====== DATA PROVIDED

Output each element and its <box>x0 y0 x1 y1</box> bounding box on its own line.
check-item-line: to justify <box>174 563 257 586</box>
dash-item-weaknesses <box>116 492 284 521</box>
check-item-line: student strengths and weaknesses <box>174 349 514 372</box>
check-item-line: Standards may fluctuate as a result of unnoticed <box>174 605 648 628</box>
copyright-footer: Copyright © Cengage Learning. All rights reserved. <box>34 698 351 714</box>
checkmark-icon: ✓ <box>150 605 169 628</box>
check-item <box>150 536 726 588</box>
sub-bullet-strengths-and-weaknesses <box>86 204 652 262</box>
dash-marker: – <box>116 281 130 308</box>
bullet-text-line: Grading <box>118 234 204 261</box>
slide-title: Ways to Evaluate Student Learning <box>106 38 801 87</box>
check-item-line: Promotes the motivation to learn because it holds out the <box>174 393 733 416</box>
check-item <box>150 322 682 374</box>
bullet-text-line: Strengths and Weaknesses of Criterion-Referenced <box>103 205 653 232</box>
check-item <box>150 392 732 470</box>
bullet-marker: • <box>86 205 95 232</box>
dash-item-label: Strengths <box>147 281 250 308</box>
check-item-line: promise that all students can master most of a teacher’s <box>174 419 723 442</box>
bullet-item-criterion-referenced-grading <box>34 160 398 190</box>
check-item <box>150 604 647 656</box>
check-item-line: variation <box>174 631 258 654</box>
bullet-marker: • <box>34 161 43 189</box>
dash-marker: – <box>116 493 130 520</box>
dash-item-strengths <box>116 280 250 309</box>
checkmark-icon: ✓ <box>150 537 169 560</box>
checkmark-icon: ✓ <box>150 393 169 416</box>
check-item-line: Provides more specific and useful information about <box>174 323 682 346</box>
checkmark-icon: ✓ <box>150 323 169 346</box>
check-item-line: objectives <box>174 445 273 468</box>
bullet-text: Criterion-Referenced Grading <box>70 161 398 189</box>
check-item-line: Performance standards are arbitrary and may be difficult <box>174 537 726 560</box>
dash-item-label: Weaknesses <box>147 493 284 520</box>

============

**WHAT IS EXPECTED:**
Can you rewrite all the records above, substituting "tick-icon" for every "checkmark-icon" and leaving everything else unchanged?

**EXERCISE ANSWER:**
Output each element and its <box>x0 y0 x1 y1</box> bounding box on its own line.
check-item-line: to justify <box>174 563 257 586</box>
dash-item-weaknesses <box>116 492 284 521</box>
check-item-line: student strengths and weaknesses <box>174 349 514 372</box>
check-item-line: Standards may fluctuate as a result of unnoticed <box>174 605 648 628</box>
copyright-footer: Copyright © Cengage Learning. All rights reserved. <box>34 698 351 714</box>
tick-icon: ✓ <box>150 605 169 628</box>
check-item <box>150 536 726 588</box>
sub-bullet-strengths-and-weaknesses <box>86 204 652 262</box>
dash-marker: – <box>116 281 130 308</box>
bullet-text-line: Grading <box>118 234 204 261</box>
slide-title: Ways to Evaluate Student Learning <box>106 38 801 87</box>
check-item-line: Promotes the motivation to learn because it holds out the <box>174 393 733 416</box>
check-item <box>150 322 682 374</box>
bullet-text-line: Strengths and Weaknesses of Criterion-Referenced <box>103 205 653 232</box>
check-item <box>150 392 732 470</box>
bullet-marker: • <box>86 205 95 232</box>
dash-item-label: Strengths <box>147 281 250 308</box>
check-item-line: promise that all students can master most of a teacher’s <box>174 419 723 442</box>
bullet-item-criterion-referenced-grading <box>34 160 398 190</box>
check-item <box>150 604 647 656</box>
check-item-line: variation <box>174 631 258 654</box>
bullet-marker: • <box>34 161 43 189</box>
dash-marker: – <box>116 493 130 520</box>
dash-item-strengths <box>116 280 250 309</box>
tick-icon: ✓ <box>150 537 169 560</box>
tick-icon: ✓ <box>150 393 169 416</box>
check-item-line: Provides more specific and useful information about <box>174 323 682 346</box>
tick-icon: ✓ <box>150 323 169 346</box>
check-item-line: objectives <box>174 445 273 468</box>
bullet-text: Criterion-Referenced Grading <box>70 161 398 189</box>
check-item-line: Performance standards are arbitrary and may be difficult <box>174 537 726 560</box>
dash-item-label: Weaknesses <box>147 493 284 520</box>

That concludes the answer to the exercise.